▶ **Problem requirements**:
Determine how many lines of this material contain "Глава". Give only the number.

▶ **Exercise materials**:
start
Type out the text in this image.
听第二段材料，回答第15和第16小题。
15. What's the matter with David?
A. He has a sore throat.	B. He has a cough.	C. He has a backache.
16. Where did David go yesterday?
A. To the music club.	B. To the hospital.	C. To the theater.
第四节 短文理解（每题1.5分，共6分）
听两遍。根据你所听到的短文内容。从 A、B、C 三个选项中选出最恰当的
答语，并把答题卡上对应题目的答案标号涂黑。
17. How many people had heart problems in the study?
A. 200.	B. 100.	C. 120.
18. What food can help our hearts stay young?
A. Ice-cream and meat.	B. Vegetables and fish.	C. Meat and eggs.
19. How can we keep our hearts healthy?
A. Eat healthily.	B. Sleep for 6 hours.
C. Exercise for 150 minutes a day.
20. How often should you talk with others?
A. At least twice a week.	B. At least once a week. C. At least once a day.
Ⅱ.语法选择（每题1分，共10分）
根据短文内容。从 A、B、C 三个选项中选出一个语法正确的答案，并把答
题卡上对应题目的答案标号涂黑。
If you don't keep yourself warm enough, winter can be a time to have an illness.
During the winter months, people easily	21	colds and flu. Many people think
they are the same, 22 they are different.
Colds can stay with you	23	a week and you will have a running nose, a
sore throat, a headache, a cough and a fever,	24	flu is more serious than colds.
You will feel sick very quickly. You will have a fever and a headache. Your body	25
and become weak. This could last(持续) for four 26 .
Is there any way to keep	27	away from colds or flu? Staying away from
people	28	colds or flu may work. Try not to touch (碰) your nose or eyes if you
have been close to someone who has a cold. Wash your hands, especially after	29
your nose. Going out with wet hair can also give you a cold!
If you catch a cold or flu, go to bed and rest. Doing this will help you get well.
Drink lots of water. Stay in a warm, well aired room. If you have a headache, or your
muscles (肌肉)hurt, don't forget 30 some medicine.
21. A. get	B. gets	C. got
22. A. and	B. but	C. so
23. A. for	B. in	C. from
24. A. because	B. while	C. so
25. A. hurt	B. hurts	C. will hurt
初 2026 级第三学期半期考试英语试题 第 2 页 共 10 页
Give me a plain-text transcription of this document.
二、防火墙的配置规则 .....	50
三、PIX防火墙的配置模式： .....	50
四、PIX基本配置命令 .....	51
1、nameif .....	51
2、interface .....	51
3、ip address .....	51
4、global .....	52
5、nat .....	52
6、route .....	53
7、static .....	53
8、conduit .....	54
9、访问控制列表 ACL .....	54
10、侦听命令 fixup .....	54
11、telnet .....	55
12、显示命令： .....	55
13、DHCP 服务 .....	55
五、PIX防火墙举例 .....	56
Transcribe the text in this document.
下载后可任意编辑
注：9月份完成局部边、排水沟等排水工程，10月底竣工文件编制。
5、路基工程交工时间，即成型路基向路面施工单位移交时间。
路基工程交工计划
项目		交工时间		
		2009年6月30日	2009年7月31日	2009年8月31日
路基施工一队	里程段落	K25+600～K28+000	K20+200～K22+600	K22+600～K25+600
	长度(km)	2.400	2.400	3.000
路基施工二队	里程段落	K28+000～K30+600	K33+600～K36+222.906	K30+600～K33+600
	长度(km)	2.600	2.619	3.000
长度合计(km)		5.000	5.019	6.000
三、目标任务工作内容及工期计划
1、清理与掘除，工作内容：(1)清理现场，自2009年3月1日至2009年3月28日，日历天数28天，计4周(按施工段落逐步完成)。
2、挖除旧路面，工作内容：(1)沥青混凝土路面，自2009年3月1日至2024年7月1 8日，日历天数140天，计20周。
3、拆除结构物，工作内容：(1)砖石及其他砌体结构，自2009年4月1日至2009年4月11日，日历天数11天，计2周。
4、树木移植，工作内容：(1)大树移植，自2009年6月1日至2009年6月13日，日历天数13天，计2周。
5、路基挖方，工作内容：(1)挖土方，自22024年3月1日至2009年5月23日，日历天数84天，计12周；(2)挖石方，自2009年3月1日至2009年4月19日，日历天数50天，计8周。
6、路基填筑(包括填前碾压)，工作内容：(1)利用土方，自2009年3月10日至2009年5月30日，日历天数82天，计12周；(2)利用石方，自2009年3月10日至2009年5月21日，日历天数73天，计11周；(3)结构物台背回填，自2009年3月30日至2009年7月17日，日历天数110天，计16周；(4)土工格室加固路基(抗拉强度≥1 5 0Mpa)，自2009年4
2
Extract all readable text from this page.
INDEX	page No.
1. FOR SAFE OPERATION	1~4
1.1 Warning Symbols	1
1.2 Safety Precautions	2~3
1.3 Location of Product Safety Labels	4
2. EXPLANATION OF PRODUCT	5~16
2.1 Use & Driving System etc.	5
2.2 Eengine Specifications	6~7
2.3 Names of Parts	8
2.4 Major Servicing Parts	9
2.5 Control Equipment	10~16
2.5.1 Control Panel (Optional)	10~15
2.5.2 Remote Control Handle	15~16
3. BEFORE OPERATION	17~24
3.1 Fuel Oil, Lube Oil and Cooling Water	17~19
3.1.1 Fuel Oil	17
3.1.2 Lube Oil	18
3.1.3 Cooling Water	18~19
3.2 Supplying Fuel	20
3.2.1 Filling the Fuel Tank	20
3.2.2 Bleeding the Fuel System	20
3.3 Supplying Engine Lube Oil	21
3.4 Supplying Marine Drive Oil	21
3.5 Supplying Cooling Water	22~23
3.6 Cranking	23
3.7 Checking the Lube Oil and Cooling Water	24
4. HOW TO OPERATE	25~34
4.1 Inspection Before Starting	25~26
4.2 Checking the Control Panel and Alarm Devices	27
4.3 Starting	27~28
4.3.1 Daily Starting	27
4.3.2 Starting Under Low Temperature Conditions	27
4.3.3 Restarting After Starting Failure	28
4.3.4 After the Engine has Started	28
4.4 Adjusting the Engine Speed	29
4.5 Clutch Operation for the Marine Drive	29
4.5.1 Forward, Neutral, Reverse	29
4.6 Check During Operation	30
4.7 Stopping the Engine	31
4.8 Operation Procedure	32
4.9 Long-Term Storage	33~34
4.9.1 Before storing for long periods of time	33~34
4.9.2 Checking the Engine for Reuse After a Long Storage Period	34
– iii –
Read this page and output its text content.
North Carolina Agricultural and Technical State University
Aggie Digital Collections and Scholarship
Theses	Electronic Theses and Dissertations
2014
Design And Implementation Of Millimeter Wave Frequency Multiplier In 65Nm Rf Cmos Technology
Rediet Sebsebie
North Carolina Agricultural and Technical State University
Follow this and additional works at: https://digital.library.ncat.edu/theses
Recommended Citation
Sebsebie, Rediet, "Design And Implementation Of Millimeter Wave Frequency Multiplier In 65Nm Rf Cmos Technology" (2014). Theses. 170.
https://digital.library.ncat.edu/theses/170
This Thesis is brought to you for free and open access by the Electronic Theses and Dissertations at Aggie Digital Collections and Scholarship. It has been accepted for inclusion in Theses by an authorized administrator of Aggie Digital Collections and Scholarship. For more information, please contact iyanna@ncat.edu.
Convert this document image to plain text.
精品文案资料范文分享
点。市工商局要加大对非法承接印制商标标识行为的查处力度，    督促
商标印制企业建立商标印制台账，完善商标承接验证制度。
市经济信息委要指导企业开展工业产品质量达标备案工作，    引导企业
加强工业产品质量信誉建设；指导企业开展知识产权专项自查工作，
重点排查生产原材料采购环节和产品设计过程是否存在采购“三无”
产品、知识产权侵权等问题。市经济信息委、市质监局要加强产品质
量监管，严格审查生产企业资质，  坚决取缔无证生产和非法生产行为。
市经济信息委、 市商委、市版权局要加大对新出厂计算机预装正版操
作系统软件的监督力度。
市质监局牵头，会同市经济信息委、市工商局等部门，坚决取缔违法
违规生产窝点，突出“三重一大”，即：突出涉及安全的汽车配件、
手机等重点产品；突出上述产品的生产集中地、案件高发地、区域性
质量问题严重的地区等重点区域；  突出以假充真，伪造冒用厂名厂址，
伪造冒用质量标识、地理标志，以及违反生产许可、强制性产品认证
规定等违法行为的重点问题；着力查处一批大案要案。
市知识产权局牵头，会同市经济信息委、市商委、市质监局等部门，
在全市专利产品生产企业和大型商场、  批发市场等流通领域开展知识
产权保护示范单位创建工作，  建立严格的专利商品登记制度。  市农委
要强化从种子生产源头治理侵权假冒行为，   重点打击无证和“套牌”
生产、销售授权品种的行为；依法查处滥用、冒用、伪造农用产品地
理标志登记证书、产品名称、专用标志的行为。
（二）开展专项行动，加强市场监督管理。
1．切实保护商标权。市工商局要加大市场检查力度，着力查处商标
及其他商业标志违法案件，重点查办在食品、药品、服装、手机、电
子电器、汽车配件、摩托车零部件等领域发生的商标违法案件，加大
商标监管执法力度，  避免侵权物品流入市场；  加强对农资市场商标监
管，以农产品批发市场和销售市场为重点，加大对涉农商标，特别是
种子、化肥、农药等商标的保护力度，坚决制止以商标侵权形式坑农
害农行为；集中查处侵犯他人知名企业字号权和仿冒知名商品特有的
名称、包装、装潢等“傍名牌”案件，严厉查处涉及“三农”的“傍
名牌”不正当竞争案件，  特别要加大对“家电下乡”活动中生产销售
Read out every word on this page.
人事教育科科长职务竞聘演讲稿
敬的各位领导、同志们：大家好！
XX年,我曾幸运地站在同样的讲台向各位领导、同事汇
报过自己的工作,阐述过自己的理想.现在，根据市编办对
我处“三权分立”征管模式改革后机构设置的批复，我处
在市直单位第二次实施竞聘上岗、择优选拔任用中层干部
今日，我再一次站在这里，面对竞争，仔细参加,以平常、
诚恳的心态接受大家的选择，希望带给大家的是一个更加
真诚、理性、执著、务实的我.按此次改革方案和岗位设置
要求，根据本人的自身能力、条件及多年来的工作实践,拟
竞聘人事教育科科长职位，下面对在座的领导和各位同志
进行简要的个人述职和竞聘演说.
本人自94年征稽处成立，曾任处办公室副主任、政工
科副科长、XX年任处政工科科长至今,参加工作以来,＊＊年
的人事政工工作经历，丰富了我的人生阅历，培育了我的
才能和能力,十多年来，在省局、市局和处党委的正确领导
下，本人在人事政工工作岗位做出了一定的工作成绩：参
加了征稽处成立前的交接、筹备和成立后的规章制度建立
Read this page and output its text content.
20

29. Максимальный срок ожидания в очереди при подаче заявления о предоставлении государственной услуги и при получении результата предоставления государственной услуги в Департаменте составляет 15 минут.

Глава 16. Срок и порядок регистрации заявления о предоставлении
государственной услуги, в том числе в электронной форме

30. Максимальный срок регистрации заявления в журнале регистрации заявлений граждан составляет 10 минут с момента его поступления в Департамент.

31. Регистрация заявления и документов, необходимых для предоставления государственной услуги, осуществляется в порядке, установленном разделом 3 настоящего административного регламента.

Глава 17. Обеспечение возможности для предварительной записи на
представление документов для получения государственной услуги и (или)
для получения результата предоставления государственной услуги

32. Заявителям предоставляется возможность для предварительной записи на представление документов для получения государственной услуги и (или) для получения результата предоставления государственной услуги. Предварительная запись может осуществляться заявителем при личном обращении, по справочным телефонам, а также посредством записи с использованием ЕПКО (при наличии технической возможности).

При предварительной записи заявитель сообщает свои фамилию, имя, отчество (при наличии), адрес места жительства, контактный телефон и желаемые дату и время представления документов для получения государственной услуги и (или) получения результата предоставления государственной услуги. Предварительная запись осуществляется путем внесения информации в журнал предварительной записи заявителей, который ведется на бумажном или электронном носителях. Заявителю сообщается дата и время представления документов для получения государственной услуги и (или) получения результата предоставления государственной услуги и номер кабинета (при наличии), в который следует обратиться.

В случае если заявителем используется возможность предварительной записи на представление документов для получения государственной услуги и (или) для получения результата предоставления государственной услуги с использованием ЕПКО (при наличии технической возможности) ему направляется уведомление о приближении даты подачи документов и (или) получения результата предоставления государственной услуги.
end
▶ **Final answer**:
2